# CONSIGNE
D'après le texte sur la maternité du Blanc, à quelle heure l'évacuation a-t-elle débuté selon l'une des occupantes ?

# TEXTE FOURNI
Indre : la maternité du Blanc évacuée après une décision de fermeture

Des manifestantes vêtues de costume inspiré de \"La Servante écarlate\" protestent contre la fermeture de la maternité du Blanc (Indre), le 19 octobre 2018.
Des manifestantes vêtues de costume inspiré de "La Servante écarlate" protestent contre la fermeture de la maternité du Blanc (Indre), le 19 octobre 2018. (MAXPPP)

Les accouchements dans cette maternité avaient été suspendus en juin et jusqu'à fin octobre en raison d'un "manque de personnel".

Elle était occupée depuis une huitaine de jours. Les forces de l'ordre procèdent mardi 30 octobre à l'évacuation de la maternité du Blanc (Indre), depuis une huitaine de jours après une décision de fermeture prise par l'Etat, rapportent des occupants et un adjoint au maire. Les accouchements étaient suspendus depuis juin à la maternité jugée "dangereuse" par la ministre de la Santé, Agnès Buzyn.

"L'évacuation a débuté vers 4h30. Nous étions 70 personnes sur place, dont une dizaine d'enfants", a expliqué l'une des occupantes. "Nous avons droit à un gros déploiement de forces de l'ordre comme réponse de l'Etat", a déploré Wilfried Robin, adjoint au maire et lui-même occupant de la maternité. "C'est scandaleux alors que nous sommes pacifiques et non violents et que nous avons pris soin de maintenir les locaux en l'état", a-t-il poursuivi. "On a même eu des évacuations sur fauteuil roulant." Parmi les enfants, évacués avec un de leurs parents, il y a "quelques tout-petits de 2 ou 3 ans."

# DONNÉES FOURNIES
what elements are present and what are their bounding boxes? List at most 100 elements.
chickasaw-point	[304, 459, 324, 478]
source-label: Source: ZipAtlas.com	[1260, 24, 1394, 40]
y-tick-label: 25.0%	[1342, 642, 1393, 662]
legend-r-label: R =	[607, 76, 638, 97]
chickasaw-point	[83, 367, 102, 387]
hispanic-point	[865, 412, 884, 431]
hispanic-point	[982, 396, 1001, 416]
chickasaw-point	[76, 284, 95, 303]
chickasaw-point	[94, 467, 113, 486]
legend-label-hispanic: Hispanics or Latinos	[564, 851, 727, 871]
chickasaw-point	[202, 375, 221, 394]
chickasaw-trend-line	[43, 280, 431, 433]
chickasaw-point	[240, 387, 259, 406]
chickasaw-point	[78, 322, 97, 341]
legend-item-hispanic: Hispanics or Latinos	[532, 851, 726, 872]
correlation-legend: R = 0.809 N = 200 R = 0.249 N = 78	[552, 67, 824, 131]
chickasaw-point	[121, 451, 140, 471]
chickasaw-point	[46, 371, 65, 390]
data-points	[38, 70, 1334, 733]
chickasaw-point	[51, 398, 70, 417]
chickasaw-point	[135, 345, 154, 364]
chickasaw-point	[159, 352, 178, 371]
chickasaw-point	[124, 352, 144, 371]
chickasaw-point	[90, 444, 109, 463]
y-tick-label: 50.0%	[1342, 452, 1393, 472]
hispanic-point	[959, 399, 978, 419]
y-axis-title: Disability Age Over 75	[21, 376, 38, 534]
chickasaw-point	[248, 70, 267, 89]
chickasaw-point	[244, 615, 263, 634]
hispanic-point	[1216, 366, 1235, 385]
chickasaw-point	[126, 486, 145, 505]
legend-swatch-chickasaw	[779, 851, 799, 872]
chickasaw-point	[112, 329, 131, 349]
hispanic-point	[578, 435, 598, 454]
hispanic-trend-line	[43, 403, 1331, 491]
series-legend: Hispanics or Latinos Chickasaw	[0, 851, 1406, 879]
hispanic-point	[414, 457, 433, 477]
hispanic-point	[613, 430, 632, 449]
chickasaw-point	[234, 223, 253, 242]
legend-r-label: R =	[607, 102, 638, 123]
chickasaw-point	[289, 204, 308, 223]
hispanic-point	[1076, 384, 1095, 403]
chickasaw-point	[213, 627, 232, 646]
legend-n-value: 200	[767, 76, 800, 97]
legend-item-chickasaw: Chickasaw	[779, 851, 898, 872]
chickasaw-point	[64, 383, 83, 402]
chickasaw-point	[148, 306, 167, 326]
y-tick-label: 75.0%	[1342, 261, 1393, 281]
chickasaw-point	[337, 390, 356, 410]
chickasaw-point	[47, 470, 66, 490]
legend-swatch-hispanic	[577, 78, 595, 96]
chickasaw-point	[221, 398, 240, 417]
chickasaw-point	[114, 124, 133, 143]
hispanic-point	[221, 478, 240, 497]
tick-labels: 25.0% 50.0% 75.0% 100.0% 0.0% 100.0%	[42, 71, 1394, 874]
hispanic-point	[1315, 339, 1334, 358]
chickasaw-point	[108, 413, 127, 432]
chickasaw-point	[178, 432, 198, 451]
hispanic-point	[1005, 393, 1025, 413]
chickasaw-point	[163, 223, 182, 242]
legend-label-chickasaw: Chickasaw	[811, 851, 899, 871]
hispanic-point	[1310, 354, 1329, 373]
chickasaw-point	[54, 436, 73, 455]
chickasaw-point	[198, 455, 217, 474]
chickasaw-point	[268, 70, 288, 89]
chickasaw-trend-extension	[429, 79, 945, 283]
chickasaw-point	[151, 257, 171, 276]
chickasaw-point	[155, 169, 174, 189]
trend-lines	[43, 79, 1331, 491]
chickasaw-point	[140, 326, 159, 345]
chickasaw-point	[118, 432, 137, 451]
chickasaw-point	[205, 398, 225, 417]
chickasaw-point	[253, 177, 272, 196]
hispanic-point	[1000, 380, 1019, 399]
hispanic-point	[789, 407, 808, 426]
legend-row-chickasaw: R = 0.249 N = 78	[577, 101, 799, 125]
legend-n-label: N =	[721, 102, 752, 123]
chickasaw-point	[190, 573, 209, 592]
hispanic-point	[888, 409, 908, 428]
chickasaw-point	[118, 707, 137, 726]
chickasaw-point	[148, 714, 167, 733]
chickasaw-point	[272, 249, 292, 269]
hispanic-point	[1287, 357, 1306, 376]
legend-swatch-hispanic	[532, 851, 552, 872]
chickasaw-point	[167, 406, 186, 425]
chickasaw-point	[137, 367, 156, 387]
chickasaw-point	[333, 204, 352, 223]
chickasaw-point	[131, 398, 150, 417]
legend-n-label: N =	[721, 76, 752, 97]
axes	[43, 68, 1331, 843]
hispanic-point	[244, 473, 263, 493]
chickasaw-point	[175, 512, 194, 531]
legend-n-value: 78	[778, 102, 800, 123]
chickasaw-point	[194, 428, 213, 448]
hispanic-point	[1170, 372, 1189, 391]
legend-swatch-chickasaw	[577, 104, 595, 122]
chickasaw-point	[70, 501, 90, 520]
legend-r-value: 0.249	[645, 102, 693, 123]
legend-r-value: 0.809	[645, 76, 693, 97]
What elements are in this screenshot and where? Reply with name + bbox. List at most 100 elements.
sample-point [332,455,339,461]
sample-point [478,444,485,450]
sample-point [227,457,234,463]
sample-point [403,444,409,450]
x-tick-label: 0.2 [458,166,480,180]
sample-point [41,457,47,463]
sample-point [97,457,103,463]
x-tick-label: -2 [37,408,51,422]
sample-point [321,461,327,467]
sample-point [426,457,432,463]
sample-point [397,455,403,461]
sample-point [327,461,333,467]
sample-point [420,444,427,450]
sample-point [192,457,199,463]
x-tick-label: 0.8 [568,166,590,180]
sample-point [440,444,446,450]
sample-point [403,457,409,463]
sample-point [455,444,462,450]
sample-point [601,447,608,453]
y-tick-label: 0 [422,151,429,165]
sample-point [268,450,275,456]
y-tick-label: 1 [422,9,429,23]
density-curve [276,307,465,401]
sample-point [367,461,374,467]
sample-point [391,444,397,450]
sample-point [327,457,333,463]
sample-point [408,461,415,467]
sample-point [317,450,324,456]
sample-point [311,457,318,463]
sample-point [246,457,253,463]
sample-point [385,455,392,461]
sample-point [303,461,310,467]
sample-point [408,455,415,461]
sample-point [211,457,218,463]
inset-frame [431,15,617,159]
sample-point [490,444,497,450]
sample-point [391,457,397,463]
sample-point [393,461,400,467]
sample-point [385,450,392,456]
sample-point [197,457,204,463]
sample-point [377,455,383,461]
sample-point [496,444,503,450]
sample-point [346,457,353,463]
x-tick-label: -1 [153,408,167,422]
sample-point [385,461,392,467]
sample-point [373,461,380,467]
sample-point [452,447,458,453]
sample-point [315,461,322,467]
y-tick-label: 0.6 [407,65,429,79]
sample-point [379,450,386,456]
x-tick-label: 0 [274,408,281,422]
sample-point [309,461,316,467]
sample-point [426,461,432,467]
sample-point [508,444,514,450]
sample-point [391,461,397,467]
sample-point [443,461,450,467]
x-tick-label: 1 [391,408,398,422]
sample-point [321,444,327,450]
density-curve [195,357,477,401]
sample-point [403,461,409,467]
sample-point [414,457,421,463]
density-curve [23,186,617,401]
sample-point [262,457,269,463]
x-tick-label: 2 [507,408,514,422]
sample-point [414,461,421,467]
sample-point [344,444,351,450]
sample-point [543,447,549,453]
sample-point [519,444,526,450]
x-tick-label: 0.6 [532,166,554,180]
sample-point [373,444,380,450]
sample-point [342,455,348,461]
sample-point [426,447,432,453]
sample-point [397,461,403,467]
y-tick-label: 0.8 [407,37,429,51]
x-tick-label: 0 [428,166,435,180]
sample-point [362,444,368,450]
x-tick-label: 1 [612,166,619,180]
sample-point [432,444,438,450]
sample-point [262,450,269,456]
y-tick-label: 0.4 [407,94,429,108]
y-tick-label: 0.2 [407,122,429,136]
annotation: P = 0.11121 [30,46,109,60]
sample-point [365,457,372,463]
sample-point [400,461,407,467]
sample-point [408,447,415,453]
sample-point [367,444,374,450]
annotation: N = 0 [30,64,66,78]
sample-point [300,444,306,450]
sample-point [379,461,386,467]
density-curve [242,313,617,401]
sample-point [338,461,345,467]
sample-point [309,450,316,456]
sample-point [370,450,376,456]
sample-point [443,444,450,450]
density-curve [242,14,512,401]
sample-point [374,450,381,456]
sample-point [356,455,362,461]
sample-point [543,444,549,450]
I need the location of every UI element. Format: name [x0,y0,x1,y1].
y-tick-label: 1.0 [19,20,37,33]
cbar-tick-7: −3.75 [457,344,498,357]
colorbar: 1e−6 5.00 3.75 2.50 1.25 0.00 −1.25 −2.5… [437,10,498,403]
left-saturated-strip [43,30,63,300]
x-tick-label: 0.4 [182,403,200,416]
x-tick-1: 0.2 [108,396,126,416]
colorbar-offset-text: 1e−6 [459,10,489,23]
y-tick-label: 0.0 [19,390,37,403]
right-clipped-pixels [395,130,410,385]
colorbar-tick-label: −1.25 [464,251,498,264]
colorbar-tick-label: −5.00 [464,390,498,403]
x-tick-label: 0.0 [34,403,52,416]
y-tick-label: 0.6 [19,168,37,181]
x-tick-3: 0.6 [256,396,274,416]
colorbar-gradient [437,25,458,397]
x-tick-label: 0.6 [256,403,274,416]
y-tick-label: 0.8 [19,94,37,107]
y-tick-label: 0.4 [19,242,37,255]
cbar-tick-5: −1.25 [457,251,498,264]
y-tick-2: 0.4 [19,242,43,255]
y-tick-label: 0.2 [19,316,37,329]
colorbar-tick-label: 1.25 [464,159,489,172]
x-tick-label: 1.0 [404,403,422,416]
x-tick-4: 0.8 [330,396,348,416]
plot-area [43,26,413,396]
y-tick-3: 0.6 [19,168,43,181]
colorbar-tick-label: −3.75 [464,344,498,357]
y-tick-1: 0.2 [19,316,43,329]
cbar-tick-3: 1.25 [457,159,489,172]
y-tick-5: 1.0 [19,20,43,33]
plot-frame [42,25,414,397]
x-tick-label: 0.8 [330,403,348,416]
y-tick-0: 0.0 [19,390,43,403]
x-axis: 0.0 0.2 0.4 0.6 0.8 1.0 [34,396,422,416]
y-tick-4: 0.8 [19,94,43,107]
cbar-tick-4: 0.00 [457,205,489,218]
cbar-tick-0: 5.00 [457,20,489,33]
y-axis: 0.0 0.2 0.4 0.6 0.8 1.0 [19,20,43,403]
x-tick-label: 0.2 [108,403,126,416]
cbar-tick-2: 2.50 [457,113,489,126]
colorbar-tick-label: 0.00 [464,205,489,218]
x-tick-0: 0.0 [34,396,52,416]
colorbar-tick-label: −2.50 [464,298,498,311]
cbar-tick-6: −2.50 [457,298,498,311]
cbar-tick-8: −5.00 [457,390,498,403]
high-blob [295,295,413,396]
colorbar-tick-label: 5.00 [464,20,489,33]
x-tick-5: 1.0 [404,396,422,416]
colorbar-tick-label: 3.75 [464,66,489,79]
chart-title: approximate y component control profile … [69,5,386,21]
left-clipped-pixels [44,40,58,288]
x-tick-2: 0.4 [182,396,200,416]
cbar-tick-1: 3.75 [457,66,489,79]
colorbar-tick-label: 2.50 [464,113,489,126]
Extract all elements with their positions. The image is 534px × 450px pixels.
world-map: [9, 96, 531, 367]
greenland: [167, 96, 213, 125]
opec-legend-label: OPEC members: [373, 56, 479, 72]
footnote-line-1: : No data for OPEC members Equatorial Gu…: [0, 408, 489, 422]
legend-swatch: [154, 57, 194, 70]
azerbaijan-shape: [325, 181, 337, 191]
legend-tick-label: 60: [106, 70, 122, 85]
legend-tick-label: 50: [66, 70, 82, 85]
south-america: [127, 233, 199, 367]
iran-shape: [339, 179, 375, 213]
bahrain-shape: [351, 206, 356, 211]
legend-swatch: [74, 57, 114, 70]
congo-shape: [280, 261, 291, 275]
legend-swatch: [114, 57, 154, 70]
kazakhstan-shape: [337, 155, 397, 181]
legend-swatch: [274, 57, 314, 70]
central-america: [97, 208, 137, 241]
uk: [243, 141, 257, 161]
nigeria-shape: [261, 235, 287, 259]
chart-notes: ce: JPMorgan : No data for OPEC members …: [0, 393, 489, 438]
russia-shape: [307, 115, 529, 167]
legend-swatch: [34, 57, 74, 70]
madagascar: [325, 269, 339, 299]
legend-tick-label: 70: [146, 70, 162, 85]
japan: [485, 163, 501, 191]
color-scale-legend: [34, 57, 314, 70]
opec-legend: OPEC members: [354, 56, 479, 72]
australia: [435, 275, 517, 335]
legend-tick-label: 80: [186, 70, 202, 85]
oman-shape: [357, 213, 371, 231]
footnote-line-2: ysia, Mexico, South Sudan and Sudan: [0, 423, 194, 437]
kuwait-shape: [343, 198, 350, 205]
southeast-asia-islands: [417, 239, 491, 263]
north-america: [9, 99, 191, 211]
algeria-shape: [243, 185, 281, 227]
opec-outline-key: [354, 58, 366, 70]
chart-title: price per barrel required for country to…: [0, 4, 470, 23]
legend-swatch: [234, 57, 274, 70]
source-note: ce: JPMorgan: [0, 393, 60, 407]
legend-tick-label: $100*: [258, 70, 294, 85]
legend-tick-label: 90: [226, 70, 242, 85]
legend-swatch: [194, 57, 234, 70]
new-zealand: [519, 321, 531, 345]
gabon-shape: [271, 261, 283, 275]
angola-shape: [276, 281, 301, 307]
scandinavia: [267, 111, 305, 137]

# RÉSULTAT DE L'EXERCICE
Vers 4h30.